Write out the material exactly, with the pictures left out.
** START OF ENTRIES SHOWN **
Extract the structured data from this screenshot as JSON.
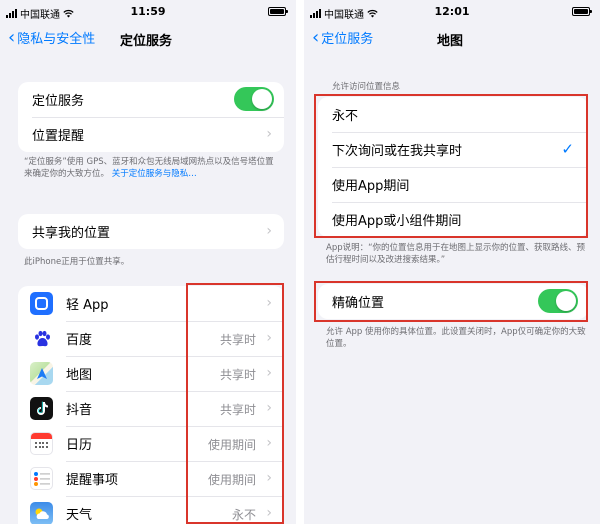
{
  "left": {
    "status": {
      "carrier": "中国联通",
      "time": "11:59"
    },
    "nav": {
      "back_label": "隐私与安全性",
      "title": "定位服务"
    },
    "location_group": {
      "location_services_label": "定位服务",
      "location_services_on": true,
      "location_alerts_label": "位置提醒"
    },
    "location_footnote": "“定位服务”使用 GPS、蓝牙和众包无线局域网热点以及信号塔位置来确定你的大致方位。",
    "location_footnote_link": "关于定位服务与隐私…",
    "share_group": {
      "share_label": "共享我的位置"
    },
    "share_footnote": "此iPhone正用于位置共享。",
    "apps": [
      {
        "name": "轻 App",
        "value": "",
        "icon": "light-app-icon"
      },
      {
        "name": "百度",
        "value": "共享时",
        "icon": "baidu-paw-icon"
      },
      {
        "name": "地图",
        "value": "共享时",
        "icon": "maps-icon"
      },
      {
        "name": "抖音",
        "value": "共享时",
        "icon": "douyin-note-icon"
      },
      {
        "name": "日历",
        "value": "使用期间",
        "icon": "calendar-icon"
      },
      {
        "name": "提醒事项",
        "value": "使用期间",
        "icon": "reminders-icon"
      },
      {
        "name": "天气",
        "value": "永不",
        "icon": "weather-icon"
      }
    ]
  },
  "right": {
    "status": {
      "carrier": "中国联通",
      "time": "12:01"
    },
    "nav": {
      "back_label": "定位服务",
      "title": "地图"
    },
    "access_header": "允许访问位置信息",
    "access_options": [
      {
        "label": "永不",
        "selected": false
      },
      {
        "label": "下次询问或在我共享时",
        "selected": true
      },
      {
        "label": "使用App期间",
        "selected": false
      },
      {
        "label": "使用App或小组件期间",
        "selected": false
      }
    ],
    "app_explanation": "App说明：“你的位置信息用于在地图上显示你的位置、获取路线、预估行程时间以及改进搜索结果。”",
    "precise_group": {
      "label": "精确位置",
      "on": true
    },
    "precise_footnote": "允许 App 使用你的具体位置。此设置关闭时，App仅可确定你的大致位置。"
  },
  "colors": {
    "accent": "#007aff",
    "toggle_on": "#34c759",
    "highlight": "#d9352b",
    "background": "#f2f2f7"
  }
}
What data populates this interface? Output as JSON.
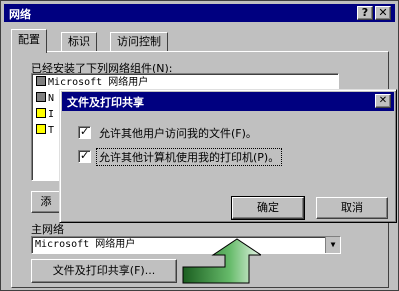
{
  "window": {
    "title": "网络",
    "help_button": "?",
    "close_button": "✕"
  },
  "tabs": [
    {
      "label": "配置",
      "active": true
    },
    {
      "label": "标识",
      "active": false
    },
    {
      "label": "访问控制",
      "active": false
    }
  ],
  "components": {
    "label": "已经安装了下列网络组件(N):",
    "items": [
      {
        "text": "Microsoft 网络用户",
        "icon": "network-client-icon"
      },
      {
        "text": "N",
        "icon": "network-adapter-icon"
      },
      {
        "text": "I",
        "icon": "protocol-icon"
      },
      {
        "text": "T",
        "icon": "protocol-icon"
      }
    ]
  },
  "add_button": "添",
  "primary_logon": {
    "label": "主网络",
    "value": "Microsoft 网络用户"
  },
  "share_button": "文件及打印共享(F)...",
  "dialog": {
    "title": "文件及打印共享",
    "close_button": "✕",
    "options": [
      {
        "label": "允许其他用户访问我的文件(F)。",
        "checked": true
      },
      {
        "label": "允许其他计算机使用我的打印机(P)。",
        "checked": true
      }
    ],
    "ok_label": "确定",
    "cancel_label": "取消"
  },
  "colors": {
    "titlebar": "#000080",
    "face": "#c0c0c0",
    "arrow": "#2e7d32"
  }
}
** END OF ENTRIES SHOWN **
- SOLUTION TO THIS TASK
Extract the structured data from this screenshot as JSON.
{
  "left": {
    "status": {
      "carrier": "中国联通",
      "time": "11:59"
    },
    "nav": {
      "back_label": "隐私与安全性",
      "title": "定位服务"
    },
    "location_group": {
      "location_services_label": "定位服务",
      "location_services_on": true,
      "location_alerts_label": "位置提醒"
    },
    "location_footnote": "“定位服务”使用 GPS、蓝牙和众包无线局域网热点以及信号塔位置来确定你的大致方位。",
    "location_footnote_link": "关于定位服务与隐私…",
    "share_group": {
      "share_label": "共享我的位置"
    },
    "share_footnote": "此iPhone正用于位置共享。",
    "apps": [
      {
        "name": "轻 App",
        "value": "",
        "icon": "light-app-icon"
      },
      {
        "name": "百度",
        "value": "共享时",
        "icon": "baidu-paw-icon"
      },
      {
        "name": "地图",
        "value": "共享时",
        "icon": "maps-icon"
      },
      {
        "name": "抖音",
        "value": "共享时",
        "icon": "douyin-note-icon"
      },
      {
        "name": "日历",
        "value": "使用期间",
        "icon": "calendar-icon"
      },
      {
        "name": "提醒事项",
        "value": "使用期间",
        "icon": "reminders-icon"
      },
      {
        "name": "天气",
        "value": "永不",
        "icon": "weather-icon"
      }
    ]
  },
  "right": {
    "status": {
      "carrier": "中国联通",
      "time": "12:01"
    },
    "nav": {
      "back_label": "定位服务",
      "title": "地图"
    },
    "access_header": "允许访问位置信息",
    "access_options": [
      {
        "label": "永不",
        "selected": false
      },
      {
        "label": "下次询问或在我共享时",
        "selected": true
      },
      {
        "label": "使用App期间",
        "selected": false
      },
      {
        "label": "使用App或小组件期间",
        "selected": false
      }
    ],
    "app_explanation": "App说明：“你的位置信息用于在地图上显示你的位置、获取路线、预估行程时间以及改进搜索结果。”",
    "precise_group": {
      "label": "精确位置",
      "on": true
    },
    "precise_footnote": "允许 App 使用你的具体位置。此设置关闭时，App仅可确定你的大致位置。"
  },
  "colors": {
    "accent": "#007aff",
    "toggle_on": "#34c759",
    "highlight": "#d9352b",
    "background": "#f2f2f7"
  }
}
What data populates this interface? Output as JSON.
{
  "window": {
    "title": "网络",
    "help_button": "?",
    "close_button": "✕"
  },
  "tabs": [
    {
      "label": "配置",
      "active": true
    },
    {
      "label": "标识",
      "active": false
    },
    {
      "label": "访问控制",
      "active": false
    }
  ],
  "components": {
    "label": "已经安装了下列网络组件(N):",
    "items": [
      {
        "text": "Microsoft 网络用户",
        "icon": "network-client-icon"
      },
      {
        "text": "N",
        "icon": "network-adapter-icon"
      },
      {
        "text": "I",
        "icon": "protocol-icon"
      },
      {
        "text": "T",
        "icon": "protocol-icon"
      }
    ]
  },
  "add_button": "添",
  "primary_logon": {
    "label": "主网络",
    "value": "Microsoft 网络用户"
  },
  "share_button": "文件及打印共享(F)...",
  "dialog": {
    "title": "文件及打印共享",
    "close_button": "✕",
    "options": [
      {
        "label": "允许其他用户访问我的文件(F)。",
        "checked": true
      },
      {
        "label": "允许其他计算机使用我的打印机(P)。",
        "checked": true
      }
    ],
    "ok_label": "确定",
    "cancel_label": "取消"
  },
  "colors": {
    "titlebar": "#000080",
    "face": "#c0c0c0",
    "arrow": "#2e7d32"
  }
}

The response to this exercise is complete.